Begin Data for this task

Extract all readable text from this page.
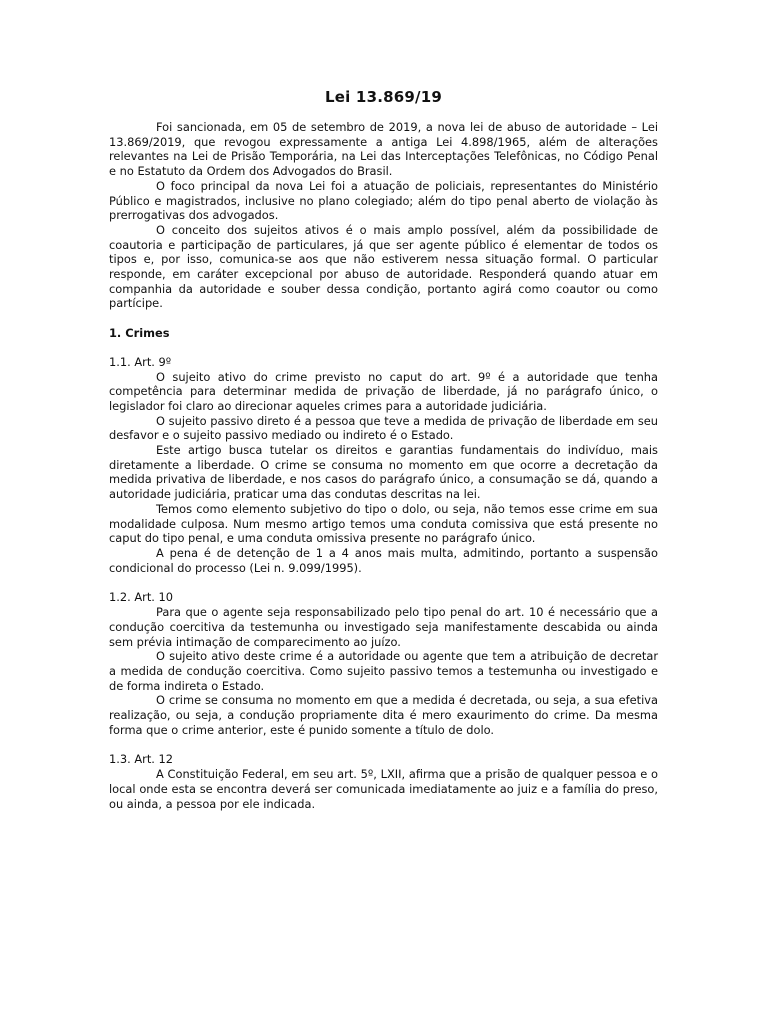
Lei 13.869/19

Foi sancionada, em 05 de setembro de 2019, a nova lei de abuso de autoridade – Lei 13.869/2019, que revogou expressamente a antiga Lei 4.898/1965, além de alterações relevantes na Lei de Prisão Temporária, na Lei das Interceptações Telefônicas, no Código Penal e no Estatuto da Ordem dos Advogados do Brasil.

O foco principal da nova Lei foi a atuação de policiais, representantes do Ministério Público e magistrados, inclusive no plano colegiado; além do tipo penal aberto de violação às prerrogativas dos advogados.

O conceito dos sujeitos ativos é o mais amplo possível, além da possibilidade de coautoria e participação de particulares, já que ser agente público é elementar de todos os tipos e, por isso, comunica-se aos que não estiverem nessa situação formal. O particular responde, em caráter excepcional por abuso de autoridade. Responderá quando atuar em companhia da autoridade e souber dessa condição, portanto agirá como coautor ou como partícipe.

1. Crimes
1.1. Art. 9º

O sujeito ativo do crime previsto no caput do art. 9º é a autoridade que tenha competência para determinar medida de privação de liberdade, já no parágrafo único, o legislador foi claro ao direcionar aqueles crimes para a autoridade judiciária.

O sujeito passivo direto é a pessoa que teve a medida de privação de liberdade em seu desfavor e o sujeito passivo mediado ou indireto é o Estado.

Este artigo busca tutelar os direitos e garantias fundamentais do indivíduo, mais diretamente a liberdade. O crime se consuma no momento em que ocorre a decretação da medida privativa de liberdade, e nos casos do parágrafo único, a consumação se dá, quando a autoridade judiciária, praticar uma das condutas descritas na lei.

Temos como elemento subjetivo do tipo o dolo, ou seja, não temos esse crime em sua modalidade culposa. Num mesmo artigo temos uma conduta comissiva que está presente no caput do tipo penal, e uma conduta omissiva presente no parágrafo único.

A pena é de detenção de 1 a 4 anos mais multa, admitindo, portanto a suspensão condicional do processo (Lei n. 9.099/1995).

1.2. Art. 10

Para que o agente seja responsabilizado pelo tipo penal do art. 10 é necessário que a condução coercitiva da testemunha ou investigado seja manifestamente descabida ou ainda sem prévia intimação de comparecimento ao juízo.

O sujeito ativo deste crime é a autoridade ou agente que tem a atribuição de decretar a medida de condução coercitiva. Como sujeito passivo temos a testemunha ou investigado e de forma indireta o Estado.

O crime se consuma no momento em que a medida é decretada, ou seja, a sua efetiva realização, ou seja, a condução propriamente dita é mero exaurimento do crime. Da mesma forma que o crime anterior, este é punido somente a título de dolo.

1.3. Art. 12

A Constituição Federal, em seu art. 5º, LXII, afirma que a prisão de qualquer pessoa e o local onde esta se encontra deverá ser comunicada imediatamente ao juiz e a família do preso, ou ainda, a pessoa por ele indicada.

End Data for this task

* _Exercise task_: All the material shown above is to be copied exactly, with no pictures carried over.

* _Reply to the exercise_:
Extract all readable text from this page.
Lei 13.869/19

Foi sancionada, em 05 de setembro de 2019, a nova lei de abuso de autoridade – Lei 13.869/2019, que revogou expressamente a antiga Lei 4.898/1965, além de alterações relevantes na Lei de Prisão Temporária, na Lei das Interceptações Telefônicas, no Código Penal e no Estatuto da Ordem dos Advogados do Brasil.

O foco principal da nova Lei foi a atuação de policiais, representantes do Ministério Público e magistrados, inclusive no plano colegiado; além do tipo penal aberto de violação às prerrogativas dos advogados.

O conceito dos sujeitos ativos é o mais amplo possível, além da possibilidade de coautoria e participação de particulares, já que ser agente público é elementar de todos os tipos e, por isso, comunica-se aos que não estiverem nessa situação formal. O particular responde, em caráter excepcional por abuso de autoridade. Responderá quando atuar em companhia da autoridade e souber dessa condição, portanto agirá como coautor ou como partícipe.

1. Crimes
1.1. Art. 9º

O sujeito ativo do crime previsto no caput do art. 9º é a autoridade que tenha competência para determinar medida de privação de liberdade, já no parágrafo único, o legislador foi claro ao direcionar aqueles crimes para a autoridade judiciária.

O sujeito passivo direto é a pessoa que teve a medida de privação de liberdade em seu desfavor e o sujeito passivo mediado ou indireto é o Estado.

Este artigo busca tutelar os direitos e garantias fundamentais do indivíduo, mais diretamente a liberdade. O crime se consuma no momento em que ocorre a decretação da medida privativa de liberdade, e nos casos do parágrafo único, a consumação se dá, quando a autoridade judiciária, praticar uma das condutas descritas na lei.

Temos como elemento subjetivo do tipo o dolo, ou seja, não temos esse crime em sua modalidade culposa. Num mesmo artigo temos uma conduta comissiva que está presente no caput do tipo penal, e uma conduta omissiva presente no parágrafo único.

A pena é de detenção de 1 a 4 anos mais multa, admitindo, portanto a suspensão condicional do processo (Lei n. 9.099/1995).

1.2. Art. 10

Para que o agente seja responsabilizado pelo tipo penal do art. 10 é necessário que a condução coercitiva da testemunha ou investigado seja manifestamente descabida ou ainda sem prévia intimação de comparecimento ao juízo.

O sujeito ativo deste crime é a autoridade ou agente que tem a atribuição de decretar a medida de condução coercitiva. Como sujeito passivo temos a testemunha ou investigado e de forma indireta o Estado.

O crime se consuma no momento em que a medida é decretada, ou seja, a sua efetiva realização, ou seja, a condução propriamente dita é mero exaurimento do crime. Da mesma forma que o crime anterior, este é punido somente a título de dolo.

1.3. Art. 12

A Constituição Federal, em seu art. 5º, LXII, afirma que a prisão de qualquer pessoa e o local onde esta se encontra deverá ser comunicada imediatamente ao juiz e a família do preso, ou ainda, a pessoa por ele indicada.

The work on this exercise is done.